▶ **DATASET ENTRIES**:
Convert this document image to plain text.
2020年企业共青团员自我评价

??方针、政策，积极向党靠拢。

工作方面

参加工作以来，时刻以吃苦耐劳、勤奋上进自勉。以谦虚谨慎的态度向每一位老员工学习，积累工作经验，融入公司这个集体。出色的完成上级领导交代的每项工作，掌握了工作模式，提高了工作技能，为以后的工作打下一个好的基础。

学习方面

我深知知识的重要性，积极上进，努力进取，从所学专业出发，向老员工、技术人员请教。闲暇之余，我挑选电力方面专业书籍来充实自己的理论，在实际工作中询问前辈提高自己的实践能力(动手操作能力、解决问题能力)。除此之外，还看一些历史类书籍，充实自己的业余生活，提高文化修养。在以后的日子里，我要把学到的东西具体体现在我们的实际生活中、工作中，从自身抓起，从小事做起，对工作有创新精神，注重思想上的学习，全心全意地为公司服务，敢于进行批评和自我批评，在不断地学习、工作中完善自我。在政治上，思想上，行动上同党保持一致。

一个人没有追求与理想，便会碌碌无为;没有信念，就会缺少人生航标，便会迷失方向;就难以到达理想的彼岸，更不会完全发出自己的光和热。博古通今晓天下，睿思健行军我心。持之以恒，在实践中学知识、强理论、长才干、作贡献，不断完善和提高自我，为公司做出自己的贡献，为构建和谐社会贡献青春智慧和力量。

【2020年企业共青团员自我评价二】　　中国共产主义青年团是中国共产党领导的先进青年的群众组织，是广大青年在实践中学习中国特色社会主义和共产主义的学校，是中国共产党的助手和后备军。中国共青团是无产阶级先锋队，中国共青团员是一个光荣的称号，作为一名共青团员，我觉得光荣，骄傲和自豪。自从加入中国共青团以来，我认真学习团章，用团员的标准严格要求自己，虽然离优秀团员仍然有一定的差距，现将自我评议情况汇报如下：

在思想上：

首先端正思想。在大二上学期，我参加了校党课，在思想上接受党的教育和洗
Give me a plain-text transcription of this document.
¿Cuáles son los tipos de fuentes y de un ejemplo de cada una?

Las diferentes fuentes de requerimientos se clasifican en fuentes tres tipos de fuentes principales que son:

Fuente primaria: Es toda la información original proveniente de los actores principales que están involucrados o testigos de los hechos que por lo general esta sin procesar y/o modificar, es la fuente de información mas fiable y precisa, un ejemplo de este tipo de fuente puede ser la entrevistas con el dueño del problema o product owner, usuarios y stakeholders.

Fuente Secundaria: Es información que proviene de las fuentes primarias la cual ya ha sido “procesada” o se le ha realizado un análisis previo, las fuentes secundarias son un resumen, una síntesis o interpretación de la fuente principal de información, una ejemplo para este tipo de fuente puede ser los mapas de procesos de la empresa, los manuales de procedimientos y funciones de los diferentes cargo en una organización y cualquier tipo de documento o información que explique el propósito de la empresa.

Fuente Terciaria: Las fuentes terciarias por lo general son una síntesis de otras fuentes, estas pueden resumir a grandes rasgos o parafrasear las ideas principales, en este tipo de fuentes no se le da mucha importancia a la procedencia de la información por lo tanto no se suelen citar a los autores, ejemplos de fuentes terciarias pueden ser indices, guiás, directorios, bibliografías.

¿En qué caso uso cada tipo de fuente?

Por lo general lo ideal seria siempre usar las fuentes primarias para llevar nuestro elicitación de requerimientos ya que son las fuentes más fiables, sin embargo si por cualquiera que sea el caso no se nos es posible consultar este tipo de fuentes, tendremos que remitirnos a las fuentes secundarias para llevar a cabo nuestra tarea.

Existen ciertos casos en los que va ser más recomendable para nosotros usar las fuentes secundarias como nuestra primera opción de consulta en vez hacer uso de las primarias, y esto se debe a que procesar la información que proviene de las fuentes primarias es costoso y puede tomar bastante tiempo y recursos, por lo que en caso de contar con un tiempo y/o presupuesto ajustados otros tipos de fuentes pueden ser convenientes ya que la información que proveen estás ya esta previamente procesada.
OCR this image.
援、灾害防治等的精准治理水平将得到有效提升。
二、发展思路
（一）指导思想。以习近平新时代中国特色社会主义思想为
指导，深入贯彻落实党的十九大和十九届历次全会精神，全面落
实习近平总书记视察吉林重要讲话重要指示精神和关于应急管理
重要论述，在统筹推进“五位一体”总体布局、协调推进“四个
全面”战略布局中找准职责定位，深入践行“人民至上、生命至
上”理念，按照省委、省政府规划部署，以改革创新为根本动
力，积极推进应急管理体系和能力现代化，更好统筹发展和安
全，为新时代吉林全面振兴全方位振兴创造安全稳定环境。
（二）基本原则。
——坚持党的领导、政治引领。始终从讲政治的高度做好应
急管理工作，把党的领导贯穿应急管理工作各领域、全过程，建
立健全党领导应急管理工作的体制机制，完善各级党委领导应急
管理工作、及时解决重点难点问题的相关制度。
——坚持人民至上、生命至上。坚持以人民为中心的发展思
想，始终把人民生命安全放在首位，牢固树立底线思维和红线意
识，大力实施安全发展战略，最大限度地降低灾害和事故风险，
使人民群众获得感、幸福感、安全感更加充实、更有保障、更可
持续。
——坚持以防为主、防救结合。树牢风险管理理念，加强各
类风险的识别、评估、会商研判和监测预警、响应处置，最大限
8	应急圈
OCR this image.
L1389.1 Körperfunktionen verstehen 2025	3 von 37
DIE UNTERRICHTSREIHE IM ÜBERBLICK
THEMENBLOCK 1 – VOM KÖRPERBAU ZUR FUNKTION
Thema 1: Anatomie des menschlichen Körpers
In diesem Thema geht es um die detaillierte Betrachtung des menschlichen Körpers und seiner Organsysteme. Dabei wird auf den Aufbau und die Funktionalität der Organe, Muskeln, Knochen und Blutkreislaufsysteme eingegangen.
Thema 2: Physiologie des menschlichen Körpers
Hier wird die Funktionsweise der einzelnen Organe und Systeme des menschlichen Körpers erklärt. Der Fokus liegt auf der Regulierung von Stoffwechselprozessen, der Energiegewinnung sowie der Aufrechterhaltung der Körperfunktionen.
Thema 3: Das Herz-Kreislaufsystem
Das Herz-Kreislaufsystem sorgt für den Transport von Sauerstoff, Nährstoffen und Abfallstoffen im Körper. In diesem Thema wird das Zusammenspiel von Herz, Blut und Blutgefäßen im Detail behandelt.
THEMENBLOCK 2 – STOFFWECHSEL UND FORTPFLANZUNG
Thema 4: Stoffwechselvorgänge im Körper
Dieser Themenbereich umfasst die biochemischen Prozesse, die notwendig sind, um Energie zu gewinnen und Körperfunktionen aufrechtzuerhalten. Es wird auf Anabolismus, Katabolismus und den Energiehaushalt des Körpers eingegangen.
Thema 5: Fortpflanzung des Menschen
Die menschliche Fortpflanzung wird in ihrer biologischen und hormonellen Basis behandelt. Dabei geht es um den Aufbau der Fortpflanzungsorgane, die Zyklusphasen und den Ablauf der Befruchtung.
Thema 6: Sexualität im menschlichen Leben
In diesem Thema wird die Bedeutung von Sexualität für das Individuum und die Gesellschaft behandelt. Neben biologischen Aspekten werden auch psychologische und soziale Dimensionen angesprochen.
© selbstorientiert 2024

▶ **WHAT YOU HAVE TO DO**: Say how many lines contain the string "Sexualität", giving nothing but the count.

▶ **RESPONSE BELOW**: 2